▶ **TAREA A REALIZAR**: Devuelve sin ningún cambio todo lo que va desde "El dilema de" hasta "la banda presidencial." en el texto del documento, incluidos ambos extremos.

La semana pasada, después de terminar un libro aburridísimo, me di cuenta que la mala literatura tiene algo muy luminoso: Despertar la esperanza por descubrir buenos escritores. Cuando uno percibe la interna de un espacio, el tiempo deja plasmada una frase que lo sintetiza. Generalmente la interna es la violencia sutil que se ramifica en el pasillo de las promesas no cumplidas. El mejor ejemplo de la dicotomía en un mismo universo lo citó, si no me equivoco, Don Julio Cortázar en el ida y vuelta de sus publicaciones: “Cuando les hablo de publicar literatura, las editoriales me contestan con las necesidades del mercado y cuando les pregunto por el dinero, las editoriales me contestan con literatura”.

El dilema de la humanidad es la contienda entre la utopía y su administración, donde la construcción épica de la zanahoria es fundamental para el garrote.

La vida cotidiana y sus internas son la expresión de un lenguaje en lo universal y se entienden sentados en el cordón de la vereda.

Debe ser por esa razón que el economista televisivo encontró un lenguaje familiar con metáforas de remisería para abordar la ciencia abstracta del Dios dinero. La resolución práctica de lo complejo puede darle el prestigio para aspirar a un cargo o a la banda presidencial.

Con la misma temática vemos que el cielo y el mostrador han sido enemigos necesarios en la historia. Decido, entonces, ir de lleno a la interna de todos los días, entre el taller y la oficina, en el mundo del trabajo bonaerense. Allí donde las horas vuelan para llegar al sueño de la casa propia.

En las sagradas escrituras donde la épica le dio origen al vino como sangre de Cristo, el trabajo está presente en la poesía del pescador para caer en las manos del comercio. El dilema eterno entre mercader y el trabajo con las manos.

Por esa misma razón abro el radar de la antropología para captar que sucede en el lenguaje del universo laboral por estos días y tomar la General Paz para bajar en altura Ciudadela y entregarme a la Avenida Rivadavia al fondo. Cuando paso el mosaico de boliches, con la resaca de un sábado matinal en Ramos Mejía, gana el recuerdo del mítico Juan de los Palotes. En la infancia me hacía imaginar a un hombre clavando palos gigantes en el bosque, que ganó la noche en los años 70.

Al fondo, ya casi en Haedo y pasando la zona militar, me da la pista para aterrizar desde una calle transversal unas 50 cuadras adentro, en un taller de Villa Luzuriaga donde se hacen trabajos de fresado y tornería.

Cuando paso la cortina metálica, de fondo suena “hacer un puente” con la viola de Fran Aguilar y el bajo de Lucas Rocca. Con vos alta, por encima de la música, me anticipan que los sábados cierran a las 13 porque hay un asado y están atrasados. Pienso, entre una especie de comedia musical y balancines con virutas bajando, que lo mejor es volver en la semana con más tiempo. La biblioteca improvisada en las paredes de una sala ochentosa, con sillones de algarrobo, me llamó la atención con un texto de Roberto Arlt que vi como pieza teatral, años antes, en la manzana de las luces. "La isla desierta", un cuento donde la oficina en un astillero puede abrir la inquietud de ser libres.

▶ **FILAS DE DATOS**:

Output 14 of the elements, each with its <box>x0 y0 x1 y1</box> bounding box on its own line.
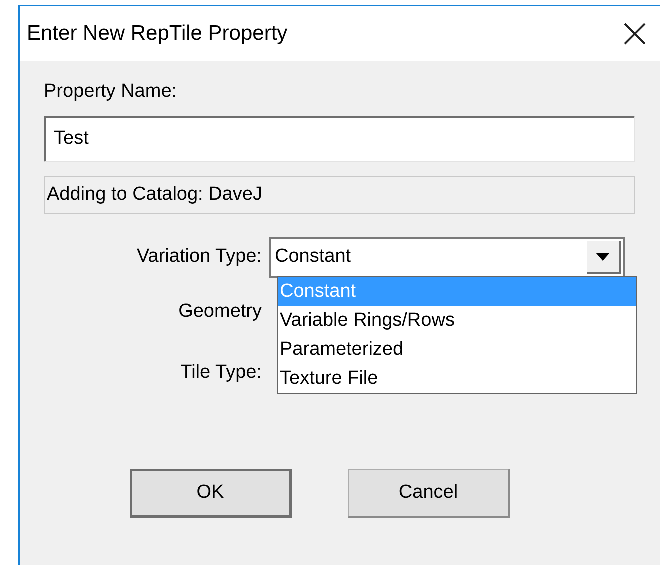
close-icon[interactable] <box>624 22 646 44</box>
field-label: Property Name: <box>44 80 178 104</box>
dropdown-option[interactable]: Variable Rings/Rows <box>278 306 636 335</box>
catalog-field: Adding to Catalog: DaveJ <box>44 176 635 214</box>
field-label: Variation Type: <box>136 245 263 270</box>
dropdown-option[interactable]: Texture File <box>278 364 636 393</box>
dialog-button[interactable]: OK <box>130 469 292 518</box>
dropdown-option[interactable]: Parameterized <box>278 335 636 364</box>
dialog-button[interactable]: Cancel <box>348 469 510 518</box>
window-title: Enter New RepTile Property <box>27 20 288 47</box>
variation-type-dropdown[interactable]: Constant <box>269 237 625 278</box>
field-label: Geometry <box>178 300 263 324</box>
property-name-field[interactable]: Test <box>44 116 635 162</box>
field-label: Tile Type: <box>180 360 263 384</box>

▶ **RESPUESTA SOLICITADA**:
El dilema de la humanidad es la contienda entre la utopía y su administración, donde la construcción épica de la zanahoria es fundamental para el garrote.

La vida cotidiana y sus internas son la expresión de un lenguaje en lo universal y se entienden sentados en el cordón de la vereda.

Debe ser por esa razón que el economista televisivo encontró un lenguaje familiar con metáforas de remisería para abordar la ciencia abstracta del Dios dinero. La resolución práctica de lo complejo puede darle el prestigio para aspirar a un cargo o a la banda presidencial.